■ **WHAT YOU NEED TO DO**
Collect all lines from the listing that include the string "SYNC".
— Start EXTRACTED MATERIAL —
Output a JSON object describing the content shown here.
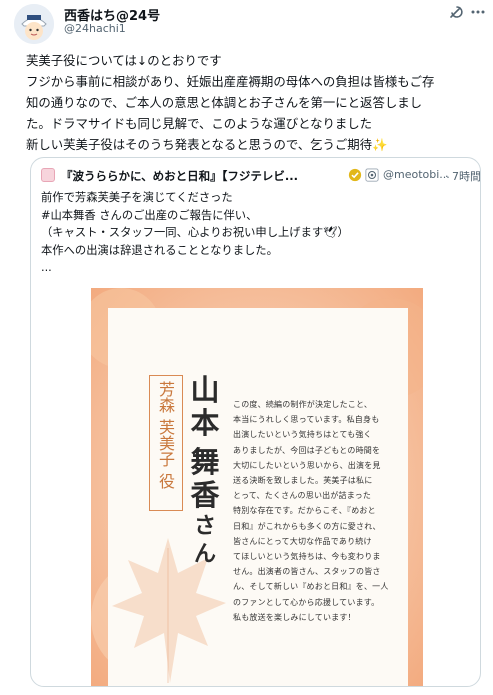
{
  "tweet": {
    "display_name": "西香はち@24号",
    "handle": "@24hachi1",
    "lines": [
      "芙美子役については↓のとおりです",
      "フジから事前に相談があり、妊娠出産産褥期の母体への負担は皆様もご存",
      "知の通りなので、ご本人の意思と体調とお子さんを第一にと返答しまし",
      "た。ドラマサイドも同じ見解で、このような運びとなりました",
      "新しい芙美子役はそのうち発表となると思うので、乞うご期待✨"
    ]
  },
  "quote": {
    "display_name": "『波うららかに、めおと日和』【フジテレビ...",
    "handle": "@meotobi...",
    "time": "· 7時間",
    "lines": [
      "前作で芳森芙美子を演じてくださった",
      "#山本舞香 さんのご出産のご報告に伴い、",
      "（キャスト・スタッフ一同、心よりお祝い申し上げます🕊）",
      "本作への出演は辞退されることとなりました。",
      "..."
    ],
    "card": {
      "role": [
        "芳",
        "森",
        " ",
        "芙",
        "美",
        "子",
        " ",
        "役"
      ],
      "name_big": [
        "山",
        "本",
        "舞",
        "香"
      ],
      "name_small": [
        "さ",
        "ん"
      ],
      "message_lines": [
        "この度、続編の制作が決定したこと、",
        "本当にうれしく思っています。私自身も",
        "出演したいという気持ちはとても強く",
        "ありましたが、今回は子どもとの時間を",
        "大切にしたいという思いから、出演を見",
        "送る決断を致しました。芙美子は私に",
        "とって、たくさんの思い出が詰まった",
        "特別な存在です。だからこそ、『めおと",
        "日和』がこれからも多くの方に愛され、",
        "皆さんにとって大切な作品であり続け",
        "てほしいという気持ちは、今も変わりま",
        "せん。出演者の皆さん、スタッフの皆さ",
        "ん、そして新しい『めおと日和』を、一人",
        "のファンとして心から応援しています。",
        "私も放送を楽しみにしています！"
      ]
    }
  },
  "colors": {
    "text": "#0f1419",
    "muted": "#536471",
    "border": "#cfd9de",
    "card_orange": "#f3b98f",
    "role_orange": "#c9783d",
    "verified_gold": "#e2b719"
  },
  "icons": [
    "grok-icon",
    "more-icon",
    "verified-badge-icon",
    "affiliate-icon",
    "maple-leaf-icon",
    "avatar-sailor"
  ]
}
— End EXTRACTED MATERIAL —
— Start EXTRACTED MATERIAL —
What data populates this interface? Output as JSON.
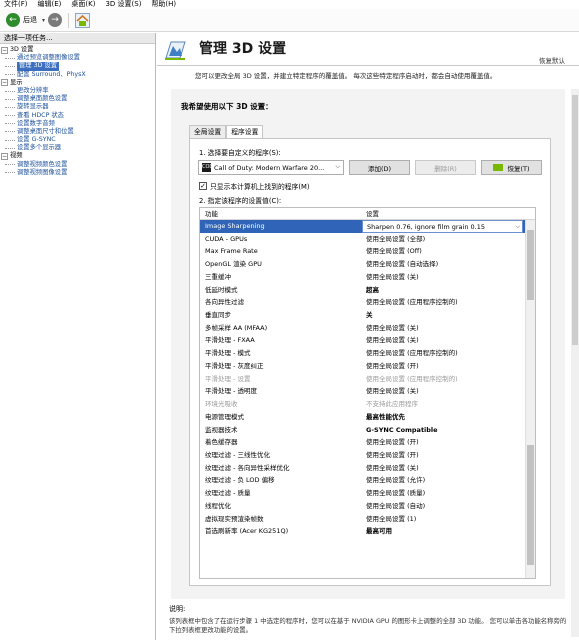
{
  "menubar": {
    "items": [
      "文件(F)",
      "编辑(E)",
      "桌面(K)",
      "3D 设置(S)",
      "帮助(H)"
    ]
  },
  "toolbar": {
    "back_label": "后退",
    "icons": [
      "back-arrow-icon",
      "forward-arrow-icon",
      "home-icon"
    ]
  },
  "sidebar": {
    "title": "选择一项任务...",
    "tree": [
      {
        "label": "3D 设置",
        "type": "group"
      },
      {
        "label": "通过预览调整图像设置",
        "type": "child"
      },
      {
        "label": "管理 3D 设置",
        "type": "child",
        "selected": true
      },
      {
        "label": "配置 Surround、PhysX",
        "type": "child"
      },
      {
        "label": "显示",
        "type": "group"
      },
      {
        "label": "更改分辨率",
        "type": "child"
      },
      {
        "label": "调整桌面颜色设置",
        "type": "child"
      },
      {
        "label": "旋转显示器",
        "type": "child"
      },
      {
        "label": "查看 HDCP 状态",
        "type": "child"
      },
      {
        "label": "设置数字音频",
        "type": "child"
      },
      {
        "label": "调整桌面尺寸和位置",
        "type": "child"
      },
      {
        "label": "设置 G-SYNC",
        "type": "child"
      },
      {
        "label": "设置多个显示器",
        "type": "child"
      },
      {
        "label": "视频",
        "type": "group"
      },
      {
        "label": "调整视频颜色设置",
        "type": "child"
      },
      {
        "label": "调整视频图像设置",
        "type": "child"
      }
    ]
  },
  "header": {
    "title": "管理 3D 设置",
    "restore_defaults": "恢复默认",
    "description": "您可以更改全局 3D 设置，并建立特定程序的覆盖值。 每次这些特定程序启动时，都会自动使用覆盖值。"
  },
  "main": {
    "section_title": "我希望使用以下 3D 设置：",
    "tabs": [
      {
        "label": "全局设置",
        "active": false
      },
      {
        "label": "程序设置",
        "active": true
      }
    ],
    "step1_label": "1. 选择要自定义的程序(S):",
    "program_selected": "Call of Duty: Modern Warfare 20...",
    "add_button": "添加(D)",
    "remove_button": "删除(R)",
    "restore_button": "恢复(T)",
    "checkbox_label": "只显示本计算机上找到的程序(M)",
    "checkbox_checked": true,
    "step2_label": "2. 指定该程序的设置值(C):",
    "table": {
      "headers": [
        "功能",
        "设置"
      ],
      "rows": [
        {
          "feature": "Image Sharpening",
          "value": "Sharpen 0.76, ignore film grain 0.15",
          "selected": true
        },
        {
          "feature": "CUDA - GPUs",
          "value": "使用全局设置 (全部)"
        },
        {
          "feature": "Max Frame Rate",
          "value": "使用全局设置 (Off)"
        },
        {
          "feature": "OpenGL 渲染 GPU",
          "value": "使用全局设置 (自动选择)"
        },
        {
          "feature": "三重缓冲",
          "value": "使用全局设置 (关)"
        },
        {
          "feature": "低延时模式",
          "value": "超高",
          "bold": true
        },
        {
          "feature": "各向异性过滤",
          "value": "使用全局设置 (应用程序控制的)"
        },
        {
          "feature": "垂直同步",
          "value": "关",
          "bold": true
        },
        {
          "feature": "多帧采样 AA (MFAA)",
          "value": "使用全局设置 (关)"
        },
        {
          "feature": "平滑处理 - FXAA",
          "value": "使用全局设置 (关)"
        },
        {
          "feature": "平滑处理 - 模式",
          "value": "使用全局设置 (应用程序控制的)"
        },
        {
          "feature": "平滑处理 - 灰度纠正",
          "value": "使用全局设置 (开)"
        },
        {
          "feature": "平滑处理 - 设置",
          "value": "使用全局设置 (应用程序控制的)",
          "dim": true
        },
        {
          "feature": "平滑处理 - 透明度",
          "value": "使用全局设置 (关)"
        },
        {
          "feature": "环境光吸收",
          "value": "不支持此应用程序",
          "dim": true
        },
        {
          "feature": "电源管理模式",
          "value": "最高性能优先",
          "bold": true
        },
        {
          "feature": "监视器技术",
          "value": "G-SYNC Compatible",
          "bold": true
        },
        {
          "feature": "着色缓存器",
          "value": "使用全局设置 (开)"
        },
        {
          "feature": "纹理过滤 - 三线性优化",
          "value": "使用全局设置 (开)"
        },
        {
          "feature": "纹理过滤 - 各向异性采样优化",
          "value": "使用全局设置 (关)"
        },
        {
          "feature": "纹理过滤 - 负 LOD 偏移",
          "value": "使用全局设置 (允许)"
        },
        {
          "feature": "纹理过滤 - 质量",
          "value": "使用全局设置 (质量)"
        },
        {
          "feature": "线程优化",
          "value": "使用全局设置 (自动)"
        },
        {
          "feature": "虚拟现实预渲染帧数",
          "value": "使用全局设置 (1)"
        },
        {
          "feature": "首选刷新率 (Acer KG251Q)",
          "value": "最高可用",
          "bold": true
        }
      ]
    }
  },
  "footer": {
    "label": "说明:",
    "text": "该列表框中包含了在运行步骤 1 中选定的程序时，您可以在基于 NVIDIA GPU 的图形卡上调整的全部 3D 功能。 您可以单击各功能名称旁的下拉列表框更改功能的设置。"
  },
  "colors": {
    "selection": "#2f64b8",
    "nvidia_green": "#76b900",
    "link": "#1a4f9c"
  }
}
— End EXTRACTED MATERIAL —
■ **RESULT FOR THIS EXERCISE**
        "label": "设置 G-SYNC",
          "value": "G-SYNC Compatible",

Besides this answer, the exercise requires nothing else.